SET PROBLEM: Transcribe every record that appears below, exactly and in full.

--- Start INPUT ROWS ---

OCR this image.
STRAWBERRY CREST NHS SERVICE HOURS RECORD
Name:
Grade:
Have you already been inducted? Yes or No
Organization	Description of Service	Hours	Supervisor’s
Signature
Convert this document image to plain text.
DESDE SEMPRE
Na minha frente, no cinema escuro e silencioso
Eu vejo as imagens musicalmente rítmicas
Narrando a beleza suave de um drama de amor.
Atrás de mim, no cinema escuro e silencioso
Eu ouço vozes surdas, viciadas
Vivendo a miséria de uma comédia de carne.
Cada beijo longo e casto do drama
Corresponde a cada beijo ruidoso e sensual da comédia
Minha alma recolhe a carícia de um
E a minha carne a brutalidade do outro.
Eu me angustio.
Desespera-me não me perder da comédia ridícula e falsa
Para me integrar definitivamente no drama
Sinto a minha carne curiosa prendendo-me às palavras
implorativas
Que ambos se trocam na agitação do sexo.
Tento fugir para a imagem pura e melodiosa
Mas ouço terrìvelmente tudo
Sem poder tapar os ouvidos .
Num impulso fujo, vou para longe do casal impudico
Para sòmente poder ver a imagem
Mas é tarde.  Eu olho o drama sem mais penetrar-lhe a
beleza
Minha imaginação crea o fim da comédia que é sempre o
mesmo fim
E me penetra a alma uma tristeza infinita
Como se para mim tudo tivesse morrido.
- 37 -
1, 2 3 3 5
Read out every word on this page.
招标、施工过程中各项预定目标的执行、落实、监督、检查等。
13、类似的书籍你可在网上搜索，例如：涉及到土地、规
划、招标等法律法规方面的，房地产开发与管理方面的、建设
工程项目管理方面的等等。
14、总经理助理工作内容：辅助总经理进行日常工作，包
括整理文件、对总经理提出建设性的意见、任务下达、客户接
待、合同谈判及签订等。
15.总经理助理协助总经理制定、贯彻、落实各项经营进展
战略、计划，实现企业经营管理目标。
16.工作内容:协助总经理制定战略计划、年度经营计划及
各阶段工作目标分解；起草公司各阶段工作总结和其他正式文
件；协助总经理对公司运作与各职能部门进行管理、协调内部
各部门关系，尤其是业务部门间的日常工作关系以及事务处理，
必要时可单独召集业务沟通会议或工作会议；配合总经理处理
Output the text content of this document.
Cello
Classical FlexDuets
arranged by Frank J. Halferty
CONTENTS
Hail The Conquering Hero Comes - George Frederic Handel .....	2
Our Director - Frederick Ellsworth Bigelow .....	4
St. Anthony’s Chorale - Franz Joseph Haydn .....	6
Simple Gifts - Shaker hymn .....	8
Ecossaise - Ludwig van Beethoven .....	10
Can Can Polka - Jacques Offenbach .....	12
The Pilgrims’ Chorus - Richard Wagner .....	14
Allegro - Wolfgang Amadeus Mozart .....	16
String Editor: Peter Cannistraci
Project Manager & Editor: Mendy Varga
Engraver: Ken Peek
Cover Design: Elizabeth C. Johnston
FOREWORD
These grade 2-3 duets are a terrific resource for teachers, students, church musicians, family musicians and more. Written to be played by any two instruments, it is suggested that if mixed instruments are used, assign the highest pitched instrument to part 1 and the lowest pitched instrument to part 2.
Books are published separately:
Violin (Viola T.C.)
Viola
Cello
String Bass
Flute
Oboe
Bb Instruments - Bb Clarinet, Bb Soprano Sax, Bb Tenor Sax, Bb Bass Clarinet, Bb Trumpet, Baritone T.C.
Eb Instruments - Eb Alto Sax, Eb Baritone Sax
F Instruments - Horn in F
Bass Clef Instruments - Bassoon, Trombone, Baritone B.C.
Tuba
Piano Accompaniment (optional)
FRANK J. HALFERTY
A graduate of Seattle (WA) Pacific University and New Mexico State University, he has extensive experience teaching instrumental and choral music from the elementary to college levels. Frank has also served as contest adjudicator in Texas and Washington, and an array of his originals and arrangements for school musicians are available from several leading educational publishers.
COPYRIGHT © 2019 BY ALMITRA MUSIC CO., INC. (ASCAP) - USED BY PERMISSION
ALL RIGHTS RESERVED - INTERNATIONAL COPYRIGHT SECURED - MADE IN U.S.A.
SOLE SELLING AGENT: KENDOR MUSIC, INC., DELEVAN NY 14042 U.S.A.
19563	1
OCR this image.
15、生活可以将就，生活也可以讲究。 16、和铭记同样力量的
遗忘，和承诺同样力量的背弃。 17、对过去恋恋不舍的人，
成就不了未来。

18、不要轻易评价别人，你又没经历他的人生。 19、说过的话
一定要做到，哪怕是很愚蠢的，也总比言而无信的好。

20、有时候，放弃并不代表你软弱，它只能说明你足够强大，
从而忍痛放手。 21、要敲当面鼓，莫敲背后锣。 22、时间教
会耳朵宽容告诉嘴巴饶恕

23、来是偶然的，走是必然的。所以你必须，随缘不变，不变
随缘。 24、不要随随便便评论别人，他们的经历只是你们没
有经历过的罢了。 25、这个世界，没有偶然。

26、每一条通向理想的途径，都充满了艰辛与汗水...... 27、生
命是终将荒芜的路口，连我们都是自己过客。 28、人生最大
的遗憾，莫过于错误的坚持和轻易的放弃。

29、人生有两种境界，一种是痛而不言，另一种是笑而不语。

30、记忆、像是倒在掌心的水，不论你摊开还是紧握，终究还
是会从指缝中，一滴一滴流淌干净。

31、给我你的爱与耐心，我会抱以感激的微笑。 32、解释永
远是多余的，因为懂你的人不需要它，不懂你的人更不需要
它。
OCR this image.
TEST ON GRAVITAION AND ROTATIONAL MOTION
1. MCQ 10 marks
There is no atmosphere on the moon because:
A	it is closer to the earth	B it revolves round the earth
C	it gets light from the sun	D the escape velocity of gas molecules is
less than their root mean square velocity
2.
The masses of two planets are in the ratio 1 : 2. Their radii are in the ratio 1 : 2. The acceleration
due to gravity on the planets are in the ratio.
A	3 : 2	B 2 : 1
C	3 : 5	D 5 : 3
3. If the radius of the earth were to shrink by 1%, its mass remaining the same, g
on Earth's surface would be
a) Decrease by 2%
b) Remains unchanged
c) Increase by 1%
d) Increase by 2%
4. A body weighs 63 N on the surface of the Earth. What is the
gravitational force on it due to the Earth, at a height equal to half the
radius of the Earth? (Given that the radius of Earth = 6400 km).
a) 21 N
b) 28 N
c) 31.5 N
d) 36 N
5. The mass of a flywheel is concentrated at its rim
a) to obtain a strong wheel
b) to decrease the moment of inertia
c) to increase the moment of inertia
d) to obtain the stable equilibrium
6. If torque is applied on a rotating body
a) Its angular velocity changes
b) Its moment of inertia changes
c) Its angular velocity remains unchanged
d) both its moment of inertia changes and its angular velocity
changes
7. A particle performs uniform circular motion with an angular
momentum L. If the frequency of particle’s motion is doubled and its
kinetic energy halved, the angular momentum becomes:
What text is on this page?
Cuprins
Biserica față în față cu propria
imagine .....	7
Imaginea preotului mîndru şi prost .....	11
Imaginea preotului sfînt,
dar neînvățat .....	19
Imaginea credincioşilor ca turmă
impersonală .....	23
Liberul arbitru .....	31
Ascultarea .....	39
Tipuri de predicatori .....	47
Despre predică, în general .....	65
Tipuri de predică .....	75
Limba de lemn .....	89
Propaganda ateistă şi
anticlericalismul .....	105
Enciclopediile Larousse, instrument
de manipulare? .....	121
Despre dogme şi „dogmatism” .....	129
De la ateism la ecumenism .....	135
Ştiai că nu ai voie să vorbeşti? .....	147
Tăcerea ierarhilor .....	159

--- End INPUT ROWS ---

FINISHED TASK:
OCR this image.
STRAWBERRY CREST NHS SERVICE HOURS RECORD
Name:
Grade:
Have you already been inducted? Yes or No
Organization	Description of Service	Hours	Supervisor’s
Signature
Convert this document image to plain text.
DESDE SEMPRE
Na minha frente, no cinema escuro e silencioso
Eu vejo as imagens musicalmente rítmicas
Narrando a beleza suave de um drama de amor.
Atrás de mim, no cinema escuro e silencioso
Eu ouço vozes surdas, viciadas
Vivendo a miséria de uma comédia de carne.
Cada beijo longo e casto do drama
Corresponde a cada beijo ruidoso e sensual da comédia
Minha alma recolhe a carícia de um
E a minha carne a brutalidade do outro.
Eu me angustio.
Desespera-me não me perder da comédia ridícula e falsa
Para me integrar definitivamente no drama
Sinto a minha carne curiosa prendendo-me às palavras
implorativas
Que ambos se trocam na agitação do sexo.
Tento fugir para a imagem pura e melodiosa
Mas ouço terrìvelmente tudo
Sem poder tapar os ouvidos .
Num impulso fujo, vou para longe do casal impudico
Para sòmente poder ver a imagem
Mas é tarde.  Eu olho o drama sem mais penetrar-lhe a
beleza
Minha imaginação crea o fim da comédia que é sempre o
mesmo fim
E me penetra a alma uma tristeza infinita
Como se para mim tudo tivesse morrido.
- 37 -
1, 2 3 3 5
Read out every word on this page.
招标、施工过程中各项预定目标的执行、落实、监督、检查等。
13、类似的书籍你可在网上搜索，例如：涉及到土地、规
划、招标等法律法规方面的，房地产开发与管理方面的、建设
工程项目管理方面的等等。
14、总经理助理工作内容：辅助总经理进行日常工作，包
括整理文件、对总经理提出建设性的意见、任务下达、客户接
待、合同谈判及签订等。
15.总经理助理协助总经理制定、贯彻、落实各项经营进展
战略、计划，实现企业经营管理目标。
16.工作内容:协助总经理制定战略计划、年度经营计划及
各阶段工作目标分解；起草公司各阶段工作总结和其他正式文
件；协助总经理对公司运作与各职能部门进行管理、协调内部
各部门关系，尤其是业务部门间的日常工作关系以及事务处理，
必要时可单独召集业务沟通会议或工作会议；配合总经理处理
Output the text content of this document.
Cello
Classical FlexDuets
arranged by Frank J. Halferty
CONTENTS
Hail The Conquering Hero Comes - George Frederic Handel .....	2
Our Director - Frederick Ellsworth Bigelow .....	4
St. Anthony’s Chorale - Franz Joseph Haydn .....	6
Simple Gifts - Shaker hymn .....	8
Ecossaise - Ludwig van Beethoven .....	10
Can Can Polka - Jacques Offenbach .....	12
The Pilgrims’ Chorus - Richard Wagner .....	14
Allegro - Wolfgang Amadeus Mozart .....	16
String Editor: Peter Cannistraci
Project Manager & Editor: Mendy Varga
Engraver: Ken Peek
Cover Design: Elizabeth C. Johnston
FOREWORD
These grade 2-3 duets are a terrific resource for teachers, students, church musicians, family musicians and more. Written to be played by any two instruments, it is suggested that if mixed instruments are used, assign the highest pitched instrument to part 1 and the lowest pitched instrument to part 2.
Books are published separately:
Violin (Viola T.C.)
Viola
Cello
String Bass
Flute
Oboe
Bb Instruments - Bb Clarinet, Bb Soprano Sax, Bb Tenor Sax, Bb Bass Clarinet, Bb Trumpet, Baritone T.C.
Eb Instruments - Eb Alto Sax, Eb Baritone Sax
F Instruments - Horn in F
Bass Clef Instruments - Bassoon, Trombone, Baritone B.C.
Tuba
Piano Accompaniment (optional)
FRANK J. HALFERTY
A graduate of Seattle (WA) Pacific University and New Mexico State University, he has extensive experience teaching instrumental and choral music from the elementary to college levels. Frank has also served as contest adjudicator in Texas and Washington, and an array of his originals and arrangements for school musicians are available from several leading educational publishers.
COPYRIGHT © 2019 BY ALMITRA MUSIC CO., INC. (ASCAP) - USED BY PERMISSION
ALL RIGHTS RESERVED - INTERNATIONAL COPYRIGHT SECURED - MADE IN U.S.A.
SOLE SELLING AGENT: KENDOR MUSIC, INC., DELEVAN NY 14042 U.S.A.
19563	1
OCR this image.
15、生活可以将就，生活也可以讲究。 16、和铭记同样力量的
遗忘，和承诺同样力量的背弃。 17、对过去恋恋不舍的人，
成就不了未来。

18、不要轻易评价别人，你又没经历他的人生。 19、说过的话
一定要做到，哪怕是很愚蠢的，也总比言而无信的好。

20、有时候，放弃并不代表你软弱，它只能说明你足够强大，
从而忍痛放手。 21、要敲当面鼓，莫敲背后锣。 22、时间教
会耳朵宽容告诉嘴巴饶恕

23、来是偶然的，走是必然的。所以你必须，随缘不变，不变
随缘。 24、不要随随便便评论别人，他们的经历只是你们没
有经历过的罢了。 25、这个世界，没有偶然。

26、每一条通向理想的途径，都充满了艰辛与汗水...... 27、生
命是终将荒芜的路口，连我们都是自己过客。 28、人生最大
的遗憾，莫过于错误的坚持和轻易的放弃。

29、人生有两种境界，一种是痛而不言，另一种是笑而不语。

30、记忆、像是倒在掌心的水，不论你摊开还是紧握，终究还
是会从指缝中，一滴一滴流淌干净。

31、给我你的爱与耐心，我会抱以感激的微笑。 32、解释永
远是多余的，因为懂你的人不需要它，不懂你的人更不需要
它。
OCR this image.
TEST ON GRAVITAION AND ROTATIONAL MOTION
1. MCQ 10 marks
There is no atmosphere on the moon because:
A	it is closer to the earth	B it revolves round the earth
C	it gets light from the sun	D the escape velocity of gas molecules is
less than their root mean square velocity
2.
The masses of two planets are in the ratio 1 : 2. Their radii are in the ratio 1 : 2. The acceleration
due to gravity on the planets are in the ratio.
A	3 : 2	B 2 : 1
C	3 : 5	D 5 : 3
3. If the radius of the earth were to shrink by 1%, its mass remaining the same, g
on Earth's surface would be
a) Decrease by 2%
b) Remains unchanged
c) Increase by 1%
d) Increase by 2%
4. A body weighs 63 N on the surface of the Earth. What is the
gravitational force on it due to the Earth, at a height equal to half the
radius of the Earth? (Given that the radius of Earth = 6400 km).
a) 21 N
b) 28 N
c) 31.5 N
d) 36 N
5. The mass of a flywheel is concentrated at its rim
a) to obtain a strong wheel
b) to decrease the moment of inertia
c) to increase the moment of inertia
d) to obtain the stable equilibrium
6. If torque is applied on a rotating body
a) Its angular velocity changes
b) Its moment of inertia changes
c) Its angular velocity remains unchanged
d) both its moment of inertia changes and its angular velocity
changes
7. A particle performs uniform circular motion with an angular
momentum L. If the frequency of particle’s motion is doubled and its
kinetic energy halved, the angular momentum becomes:
What text is on this page?
Cuprins
Biserica față în față cu propria
imagine .....	7
Imaginea preotului mîndru şi prost .....	11
Imaginea preotului sfînt,
dar neînvățat .....	19
Imaginea credincioşilor ca turmă
impersonală .....	23
Liberul arbitru .....	31
Ascultarea .....	39
Tipuri de predicatori .....	47
Despre predică, în general .....	65
Tipuri de predică .....	75
Limba de lemn .....	89
Propaganda ateistă şi
anticlericalismul .....	105
Enciclopediile Larousse, instrument
de manipulare? .....	121
Despre dogme şi „dogmatism” .....	129
De la ateism la ecumenism .....	135
Ştiai că nu ai voie să vorbeşti? .....	147
Tăcerea ierarhilor .....	159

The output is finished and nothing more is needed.